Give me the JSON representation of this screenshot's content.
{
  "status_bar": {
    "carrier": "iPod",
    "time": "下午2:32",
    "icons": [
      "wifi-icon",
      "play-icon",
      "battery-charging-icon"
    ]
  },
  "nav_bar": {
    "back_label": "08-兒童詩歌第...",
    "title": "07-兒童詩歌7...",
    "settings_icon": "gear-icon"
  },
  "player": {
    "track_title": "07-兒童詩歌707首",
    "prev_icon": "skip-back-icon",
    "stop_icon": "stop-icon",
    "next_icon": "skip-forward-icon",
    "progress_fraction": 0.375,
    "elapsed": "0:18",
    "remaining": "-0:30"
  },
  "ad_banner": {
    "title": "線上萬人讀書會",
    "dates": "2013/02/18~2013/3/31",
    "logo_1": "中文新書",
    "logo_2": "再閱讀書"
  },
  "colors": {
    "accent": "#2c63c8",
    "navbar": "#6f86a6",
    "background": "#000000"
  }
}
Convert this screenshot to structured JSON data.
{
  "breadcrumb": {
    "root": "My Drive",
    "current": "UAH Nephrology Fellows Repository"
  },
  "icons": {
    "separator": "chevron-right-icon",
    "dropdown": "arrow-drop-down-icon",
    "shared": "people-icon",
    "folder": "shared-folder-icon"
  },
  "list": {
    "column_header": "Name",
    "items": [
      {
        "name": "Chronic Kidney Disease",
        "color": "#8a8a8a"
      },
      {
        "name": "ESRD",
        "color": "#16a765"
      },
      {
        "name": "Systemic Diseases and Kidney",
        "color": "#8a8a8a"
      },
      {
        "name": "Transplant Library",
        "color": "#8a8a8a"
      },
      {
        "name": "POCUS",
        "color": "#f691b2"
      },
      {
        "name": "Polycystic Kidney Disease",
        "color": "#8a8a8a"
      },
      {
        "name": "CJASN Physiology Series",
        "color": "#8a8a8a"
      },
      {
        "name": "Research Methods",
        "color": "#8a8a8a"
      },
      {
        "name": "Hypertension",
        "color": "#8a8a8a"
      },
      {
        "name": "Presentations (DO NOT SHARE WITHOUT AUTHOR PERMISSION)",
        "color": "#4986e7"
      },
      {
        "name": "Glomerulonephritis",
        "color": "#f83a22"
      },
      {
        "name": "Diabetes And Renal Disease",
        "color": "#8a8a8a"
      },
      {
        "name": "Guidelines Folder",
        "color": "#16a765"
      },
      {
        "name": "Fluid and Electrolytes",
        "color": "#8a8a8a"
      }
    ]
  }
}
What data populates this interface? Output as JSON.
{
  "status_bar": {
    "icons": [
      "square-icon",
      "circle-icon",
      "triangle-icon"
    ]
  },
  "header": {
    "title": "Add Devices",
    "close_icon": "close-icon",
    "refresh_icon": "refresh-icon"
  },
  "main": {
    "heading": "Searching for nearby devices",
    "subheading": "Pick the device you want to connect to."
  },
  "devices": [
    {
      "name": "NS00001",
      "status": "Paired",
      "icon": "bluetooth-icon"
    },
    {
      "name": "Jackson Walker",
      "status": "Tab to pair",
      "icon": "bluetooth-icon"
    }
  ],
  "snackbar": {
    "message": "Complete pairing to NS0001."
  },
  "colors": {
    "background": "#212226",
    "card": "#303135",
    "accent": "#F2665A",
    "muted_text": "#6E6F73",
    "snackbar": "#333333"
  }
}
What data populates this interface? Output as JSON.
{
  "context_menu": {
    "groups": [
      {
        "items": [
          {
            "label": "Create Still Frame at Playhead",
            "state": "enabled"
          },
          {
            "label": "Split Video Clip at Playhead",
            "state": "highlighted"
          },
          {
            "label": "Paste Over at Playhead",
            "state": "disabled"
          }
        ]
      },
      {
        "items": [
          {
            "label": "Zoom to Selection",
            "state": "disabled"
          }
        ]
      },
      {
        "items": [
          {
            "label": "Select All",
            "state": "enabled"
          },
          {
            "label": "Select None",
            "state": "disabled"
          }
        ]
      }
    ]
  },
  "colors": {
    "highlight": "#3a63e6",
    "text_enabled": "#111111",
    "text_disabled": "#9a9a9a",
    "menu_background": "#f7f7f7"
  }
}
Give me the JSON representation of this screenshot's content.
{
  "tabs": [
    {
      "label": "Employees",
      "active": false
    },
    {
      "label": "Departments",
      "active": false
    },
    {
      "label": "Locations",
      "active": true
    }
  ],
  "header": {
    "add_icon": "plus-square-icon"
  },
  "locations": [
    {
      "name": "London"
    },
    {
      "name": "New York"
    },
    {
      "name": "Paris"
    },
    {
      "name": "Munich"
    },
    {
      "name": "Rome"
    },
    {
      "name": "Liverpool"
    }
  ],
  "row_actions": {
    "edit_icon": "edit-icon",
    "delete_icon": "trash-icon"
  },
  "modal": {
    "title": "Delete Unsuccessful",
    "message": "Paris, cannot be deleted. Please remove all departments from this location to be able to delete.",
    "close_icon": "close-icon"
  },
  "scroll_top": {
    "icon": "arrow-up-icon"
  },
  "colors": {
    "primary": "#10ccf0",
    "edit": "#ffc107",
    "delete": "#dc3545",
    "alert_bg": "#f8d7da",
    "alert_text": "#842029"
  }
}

PROBLEM REQUIREMENTS
Find and copy each line above that includes the string "arrow".

COMPLETE RESPONSE
    "dropdown": "arrow-drop-down-icon",
    "icon": "arrow-up-icon"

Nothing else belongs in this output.